Written task ▸ The entries below should be output exactly as written.

------------------------------

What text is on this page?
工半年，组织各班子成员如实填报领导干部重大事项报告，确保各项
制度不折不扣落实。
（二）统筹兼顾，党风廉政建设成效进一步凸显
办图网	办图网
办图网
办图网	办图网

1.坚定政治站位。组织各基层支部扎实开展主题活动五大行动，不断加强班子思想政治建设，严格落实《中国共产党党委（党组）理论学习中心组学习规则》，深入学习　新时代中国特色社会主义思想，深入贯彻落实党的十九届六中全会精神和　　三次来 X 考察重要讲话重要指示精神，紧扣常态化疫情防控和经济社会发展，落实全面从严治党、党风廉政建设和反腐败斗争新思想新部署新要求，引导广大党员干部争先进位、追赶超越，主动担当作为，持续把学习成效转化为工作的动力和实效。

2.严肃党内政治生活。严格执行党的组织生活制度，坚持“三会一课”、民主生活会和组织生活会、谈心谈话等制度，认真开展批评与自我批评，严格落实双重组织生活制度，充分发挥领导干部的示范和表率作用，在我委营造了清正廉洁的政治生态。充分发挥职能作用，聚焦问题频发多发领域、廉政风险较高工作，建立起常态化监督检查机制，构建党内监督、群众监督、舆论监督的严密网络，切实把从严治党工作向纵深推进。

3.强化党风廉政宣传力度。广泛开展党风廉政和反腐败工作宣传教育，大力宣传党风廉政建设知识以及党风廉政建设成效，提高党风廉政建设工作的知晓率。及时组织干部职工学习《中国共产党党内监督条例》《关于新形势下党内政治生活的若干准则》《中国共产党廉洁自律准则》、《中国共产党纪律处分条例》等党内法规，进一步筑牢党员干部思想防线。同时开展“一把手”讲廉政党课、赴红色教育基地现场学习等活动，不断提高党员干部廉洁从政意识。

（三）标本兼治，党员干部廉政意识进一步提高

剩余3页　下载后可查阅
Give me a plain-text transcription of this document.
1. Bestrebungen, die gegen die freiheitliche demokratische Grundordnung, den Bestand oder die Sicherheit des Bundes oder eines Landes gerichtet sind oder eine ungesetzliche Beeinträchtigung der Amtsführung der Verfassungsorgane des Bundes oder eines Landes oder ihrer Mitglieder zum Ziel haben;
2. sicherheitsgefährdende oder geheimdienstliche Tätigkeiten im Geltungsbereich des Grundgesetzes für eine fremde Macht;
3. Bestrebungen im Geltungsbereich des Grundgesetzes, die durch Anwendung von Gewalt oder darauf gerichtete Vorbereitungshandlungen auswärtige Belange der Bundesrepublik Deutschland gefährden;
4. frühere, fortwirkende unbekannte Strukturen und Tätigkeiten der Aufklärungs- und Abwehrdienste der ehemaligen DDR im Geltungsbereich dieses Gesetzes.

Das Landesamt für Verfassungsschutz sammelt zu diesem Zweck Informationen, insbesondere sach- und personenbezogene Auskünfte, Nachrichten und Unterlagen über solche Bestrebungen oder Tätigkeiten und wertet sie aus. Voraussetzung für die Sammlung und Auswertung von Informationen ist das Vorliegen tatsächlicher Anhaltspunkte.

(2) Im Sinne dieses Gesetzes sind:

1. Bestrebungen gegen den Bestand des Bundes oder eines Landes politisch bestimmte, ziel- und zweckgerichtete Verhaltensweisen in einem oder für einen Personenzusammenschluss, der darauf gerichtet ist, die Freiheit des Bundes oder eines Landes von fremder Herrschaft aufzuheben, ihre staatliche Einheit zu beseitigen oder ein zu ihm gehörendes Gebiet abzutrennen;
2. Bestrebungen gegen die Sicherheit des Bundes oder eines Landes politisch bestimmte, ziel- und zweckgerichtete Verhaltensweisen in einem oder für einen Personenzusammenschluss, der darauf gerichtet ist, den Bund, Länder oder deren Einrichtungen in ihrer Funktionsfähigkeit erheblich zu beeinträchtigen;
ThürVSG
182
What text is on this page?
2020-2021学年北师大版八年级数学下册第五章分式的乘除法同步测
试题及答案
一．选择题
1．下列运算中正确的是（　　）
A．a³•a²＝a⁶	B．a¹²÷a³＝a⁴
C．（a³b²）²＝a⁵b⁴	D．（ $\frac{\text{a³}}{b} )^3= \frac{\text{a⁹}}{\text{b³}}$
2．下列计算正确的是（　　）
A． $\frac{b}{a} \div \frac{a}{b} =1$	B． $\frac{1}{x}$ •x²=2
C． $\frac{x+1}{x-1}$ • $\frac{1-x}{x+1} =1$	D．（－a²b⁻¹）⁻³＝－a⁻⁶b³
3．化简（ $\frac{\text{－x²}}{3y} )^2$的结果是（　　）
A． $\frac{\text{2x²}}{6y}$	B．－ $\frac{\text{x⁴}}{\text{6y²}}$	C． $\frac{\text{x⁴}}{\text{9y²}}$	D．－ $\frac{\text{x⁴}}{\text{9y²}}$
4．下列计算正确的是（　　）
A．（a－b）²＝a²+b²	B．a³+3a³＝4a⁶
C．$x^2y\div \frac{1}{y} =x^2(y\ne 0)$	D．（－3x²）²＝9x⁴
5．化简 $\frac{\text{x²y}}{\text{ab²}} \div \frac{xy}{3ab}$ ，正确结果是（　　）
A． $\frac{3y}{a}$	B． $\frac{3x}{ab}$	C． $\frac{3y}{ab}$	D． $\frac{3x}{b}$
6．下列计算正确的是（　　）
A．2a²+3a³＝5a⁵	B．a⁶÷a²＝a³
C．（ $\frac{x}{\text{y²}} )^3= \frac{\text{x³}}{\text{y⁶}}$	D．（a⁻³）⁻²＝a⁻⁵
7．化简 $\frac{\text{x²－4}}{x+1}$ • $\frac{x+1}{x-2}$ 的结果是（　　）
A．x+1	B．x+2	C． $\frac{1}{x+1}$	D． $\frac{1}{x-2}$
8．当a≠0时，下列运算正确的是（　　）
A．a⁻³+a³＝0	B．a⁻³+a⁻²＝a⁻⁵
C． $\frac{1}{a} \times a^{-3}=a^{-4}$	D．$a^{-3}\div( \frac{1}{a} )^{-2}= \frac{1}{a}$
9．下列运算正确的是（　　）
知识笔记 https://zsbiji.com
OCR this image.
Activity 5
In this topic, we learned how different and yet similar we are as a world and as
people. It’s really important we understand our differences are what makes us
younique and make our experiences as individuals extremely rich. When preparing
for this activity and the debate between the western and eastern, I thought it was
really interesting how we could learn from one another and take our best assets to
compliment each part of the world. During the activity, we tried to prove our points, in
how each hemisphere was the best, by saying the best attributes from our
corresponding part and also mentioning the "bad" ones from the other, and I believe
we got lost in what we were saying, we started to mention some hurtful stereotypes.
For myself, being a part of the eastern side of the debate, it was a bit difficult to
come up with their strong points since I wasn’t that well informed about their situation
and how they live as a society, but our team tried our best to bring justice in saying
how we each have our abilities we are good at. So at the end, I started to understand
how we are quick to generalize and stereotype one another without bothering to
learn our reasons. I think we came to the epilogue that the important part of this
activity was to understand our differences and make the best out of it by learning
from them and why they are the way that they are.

------------------------------

Reply ▸
What text is on this page?
工半年，组织各班子成员如实填报领导干部重大事项报告，确保各项
制度不折不扣落实。
（二）统筹兼顾，党风廉政建设成效进一步凸显
办图网	办图网
办图网
办图网	办图网

1.坚定政治站位。组织各基层支部扎实开展主题活动五大行动，不断加强班子思想政治建设，严格落实《中国共产党党委（党组）理论学习中心组学习规则》，深入学习　新时代中国特色社会主义思想，深入贯彻落实党的十九届六中全会精神和　　三次来 X 考察重要讲话重要指示精神，紧扣常态化疫情防控和经济社会发展，落实全面从严治党、党风廉政建设和反腐败斗争新思想新部署新要求，引导广大党员干部争先进位、追赶超越，主动担当作为，持续把学习成效转化为工作的动力和实效。

2.严肃党内政治生活。严格执行党的组织生活制度，坚持“三会一课”、民主生活会和组织生活会、谈心谈话等制度，认真开展批评与自我批评，严格落实双重组织生活制度，充分发挥领导干部的示范和表率作用，在我委营造了清正廉洁的政治生态。充分发挥职能作用，聚焦问题频发多发领域、廉政风险较高工作，建立起常态化监督检查机制，构建党内监督、群众监督、舆论监督的严密网络，切实把从严治党工作向纵深推进。

3.强化党风廉政宣传力度。广泛开展党风廉政和反腐败工作宣传教育，大力宣传党风廉政建设知识以及党风廉政建设成效，提高党风廉政建设工作的知晓率。及时组织干部职工学习《中国共产党党内监督条例》《关于新形势下党内政治生活的若干准则》《中国共产党廉洁自律准则》、《中国共产党纪律处分条例》等党内法规，进一步筑牢党员干部思想防线。同时开展“一把手”讲廉政党课、赴红色教育基地现场学习等活动，不断提高党员干部廉洁从政意识。

（三）标本兼治，党员干部廉政意识进一步提高

剩余3页　下载后可查阅
Give me a plain-text transcription of this document.
1. Bestrebungen, die gegen die freiheitliche demokratische Grundordnung, den Bestand oder die Sicherheit des Bundes oder eines Landes gerichtet sind oder eine ungesetzliche Beeinträchtigung der Amtsführung der Verfassungsorgane des Bundes oder eines Landes oder ihrer Mitglieder zum Ziel haben;
2. sicherheitsgefährdende oder geheimdienstliche Tätigkeiten im Geltungsbereich des Grundgesetzes für eine fremde Macht;
3. Bestrebungen im Geltungsbereich des Grundgesetzes, die durch Anwendung von Gewalt oder darauf gerichtete Vorbereitungshandlungen auswärtige Belange der Bundesrepublik Deutschland gefährden;
4. frühere, fortwirkende unbekannte Strukturen und Tätigkeiten der Aufklärungs- und Abwehrdienste der ehemaligen DDR im Geltungsbereich dieses Gesetzes.

Das Landesamt für Verfassungsschutz sammelt zu diesem Zweck Informationen, insbesondere sach- und personenbezogene Auskünfte, Nachrichten und Unterlagen über solche Bestrebungen oder Tätigkeiten und wertet sie aus. Voraussetzung für die Sammlung und Auswertung von Informationen ist das Vorliegen tatsächlicher Anhaltspunkte.

(2) Im Sinne dieses Gesetzes sind:

1. Bestrebungen gegen den Bestand des Bundes oder eines Landes politisch bestimmte, ziel- und zweckgerichtete Verhaltensweisen in einem oder für einen Personenzusammenschluss, der darauf gerichtet ist, die Freiheit des Bundes oder eines Landes von fremder Herrschaft aufzuheben, ihre staatliche Einheit zu beseitigen oder ein zu ihm gehörendes Gebiet abzutrennen;
2. Bestrebungen gegen die Sicherheit des Bundes oder eines Landes politisch bestimmte, ziel- und zweckgerichtete Verhaltensweisen in einem oder für einen Personenzusammenschluss, der darauf gerichtet ist, den Bund, Länder oder deren Einrichtungen in ihrer Funktionsfähigkeit erheblich zu beeinträchtigen;
ThürVSG
182
What text is on this page?
2020-2021学年北师大版八年级数学下册第五章分式的乘除法同步测
试题及答案
一．选择题
1．下列运算中正确的是（　　）
A．a³•a²＝a⁶	B．a¹²÷a³＝a⁴
C．（a³b²）²＝a⁵b⁴	D．（ $\frac{\text{a³}}{b} )^3= \frac{\text{a⁹}}{\text{b³}}$
2．下列计算正确的是（　　）
A． $\frac{b}{a} \div \frac{a}{b} =1$	B． $\frac{1}{x}$ •x²=2
C． $\frac{x+1}{x-1}$ • $\frac{1-x}{x+1} =1$	D．（－a²b⁻¹）⁻³＝－a⁻⁶b³
3．化简（ $\frac{\text{－x²}}{3y} )^2$的结果是（　　）
A． $\frac{\text{2x²}}{6y}$	B．－ $\frac{\text{x⁴}}{\text{6y²}}$	C． $\frac{\text{x⁴}}{\text{9y²}}$	D．－ $\frac{\text{x⁴}}{\text{9y²}}$
4．下列计算正确的是（　　）
A．（a－b）²＝a²+b²	B．a³+3a³＝4a⁶
C．$x^2y\div \frac{1}{y} =x^2(y\ne 0)$	D．（－3x²）²＝9x⁴
5．化简 $\frac{\text{x²y}}{\text{ab²}} \div \frac{xy}{3ab}$ ，正确结果是（　　）
A． $\frac{3y}{a}$	B． $\frac{3x}{ab}$	C． $\frac{3y}{ab}$	D． $\frac{3x}{b}$
6．下列计算正确的是（　　）
A．2a²+3a³＝5a⁵	B．a⁶÷a²＝a³
C．（ $\frac{x}{\text{y²}} )^3= \frac{\text{x³}}{\text{y⁶}}$	D．（a⁻³）⁻²＝a⁻⁵
7．化简 $\frac{\text{x²－4}}{x+1}$ • $\frac{x+1}{x-2}$ 的结果是（　　）
A．x+1	B．x+2	C． $\frac{1}{x+1}$	D． $\frac{1}{x-2}$
8．当a≠0时，下列运算正确的是（　　）
A．a⁻³+a³＝0	B．a⁻³+a⁻²＝a⁻⁵
C． $\frac{1}{a} \times a^{-3}=a^{-4}$	D．$a^{-3}\div( \frac{1}{a} )^{-2}= \frac{1}{a}$
9．下列运算正确的是（　　）
知识笔记 https://zsbiji.com
OCR this image.
Activity 5
In this topic, we learned how different and yet similar we are as a world and as
people. It’s really important we understand our differences are what makes us
younique and make our experiences as individuals extremely rich. When preparing
for this activity and the debate between the western and eastern, I thought it was
really interesting how we could learn from one another and take our best assets to
compliment each part of the world. During the activity, we tried to prove our points, in
how each hemisphere was the best, by saying the best attributes from our
corresponding part and also mentioning the "bad" ones from the other, and I believe
we got lost in what we were saying, we started to mention some hurtful stereotypes.
For myself, being a part of the eastern side of the debate, it was a bit difficult to
come up with their strong points since I wasn’t that well informed about their situation
and how they live as a society, but our team tried our best to bring justice in saying
how we each have our abilities we are good at. So at the end, I started to understand
how we are quick to generalize and stereotype one another without bothering to
learn our reasons. I think we came to the epilogue that the important part of this
activity was to understand our differences and make the best out of it by learning
from them and why they are the way that they are.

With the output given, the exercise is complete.